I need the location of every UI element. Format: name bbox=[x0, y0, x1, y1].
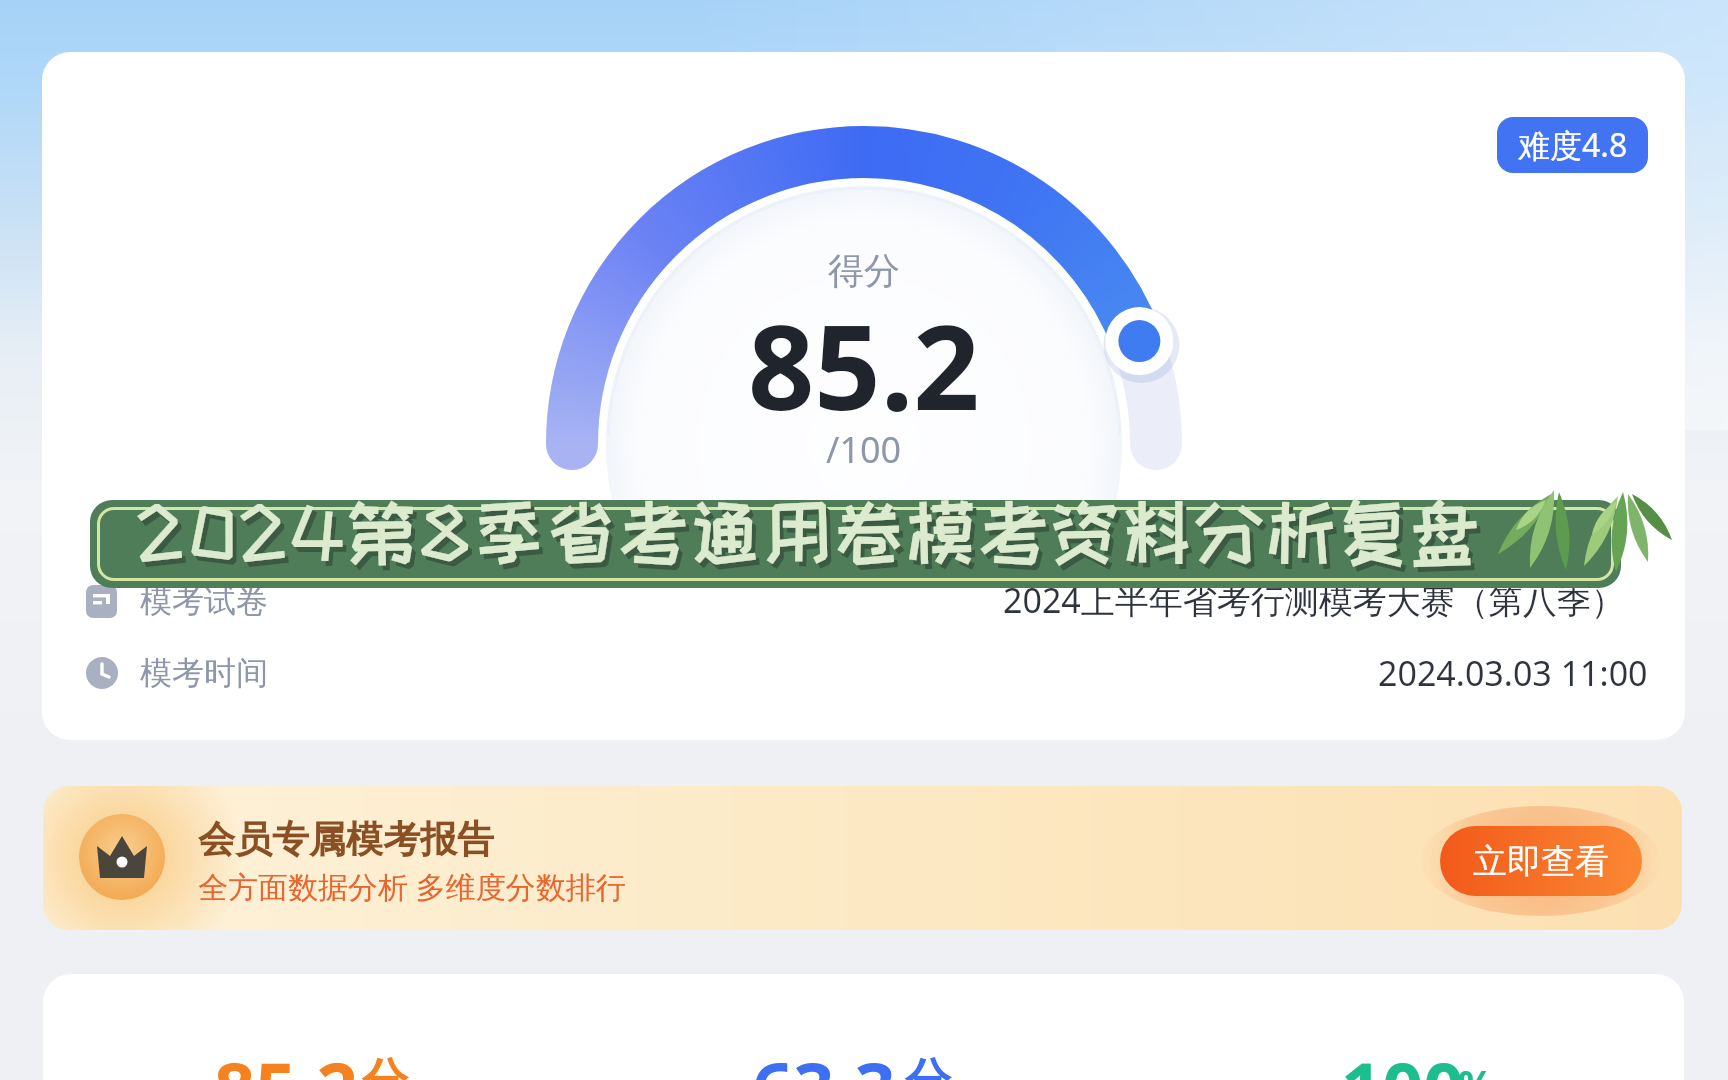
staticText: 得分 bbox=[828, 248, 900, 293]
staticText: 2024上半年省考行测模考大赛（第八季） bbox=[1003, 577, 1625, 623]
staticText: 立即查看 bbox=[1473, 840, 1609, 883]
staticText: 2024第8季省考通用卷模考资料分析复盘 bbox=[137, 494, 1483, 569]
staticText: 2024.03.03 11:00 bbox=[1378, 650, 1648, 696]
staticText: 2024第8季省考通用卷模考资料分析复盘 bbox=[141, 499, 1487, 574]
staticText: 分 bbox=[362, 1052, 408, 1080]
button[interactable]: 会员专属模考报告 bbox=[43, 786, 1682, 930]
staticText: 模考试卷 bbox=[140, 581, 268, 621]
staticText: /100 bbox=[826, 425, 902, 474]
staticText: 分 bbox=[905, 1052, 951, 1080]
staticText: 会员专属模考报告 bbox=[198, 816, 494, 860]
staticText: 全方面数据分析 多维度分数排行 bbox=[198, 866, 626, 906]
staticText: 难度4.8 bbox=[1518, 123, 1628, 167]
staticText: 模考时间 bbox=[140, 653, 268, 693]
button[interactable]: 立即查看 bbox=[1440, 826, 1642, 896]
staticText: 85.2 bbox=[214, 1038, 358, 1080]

Job:
Duplicate every line of the records above verbatim, omitting the picture lines.

Exercise response:
I need the location of every UI element. Format: name bbox=[x0, y0, x1, y1].
staticText: 得分 bbox=[828, 248, 900, 293]
staticText: 2024上半年省考行测模考大赛（第八季） bbox=[1003, 577, 1625, 623]
staticText: 立即查看 bbox=[1473, 840, 1609, 883]
staticText: 2024第8季省考通用卷模考资料分析复盘 bbox=[137, 494, 1483, 569]
staticText: 2024.03.03 11:00 bbox=[1378, 650, 1648, 696]
staticText: 2024第8季省考通用卷模考资料分析复盘 bbox=[141, 499, 1487, 574]
staticText: 分 bbox=[362, 1052, 408, 1080]
button[interactable]: 会员专属模考报告 bbox=[43, 786, 1682, 930]
staticText: 模考试卷 bbox=[140, 581, 268, 621]
staticText: /100 bbox=[826, 425, 902, 474]
staticText: 分 bbox=[905, 1052, 951, 1080]
staticText: 会员专属模考报告 bbox=[198, 816, 494, 860]
staticText: 全方面数据分析 多维度分数排行 bbox=[198, 866, 626, 906]
staticText: 难度4.8 bbox=[1518, 123, 1628, 167]
staticText: 模考时间 bbox=[140, 653, 268, 693]
button[interactable]: 立即查看 bbox=[1440, 826, 1642, 896]
staticText: 85.2 bbox=[214, 1038, 358, 1080]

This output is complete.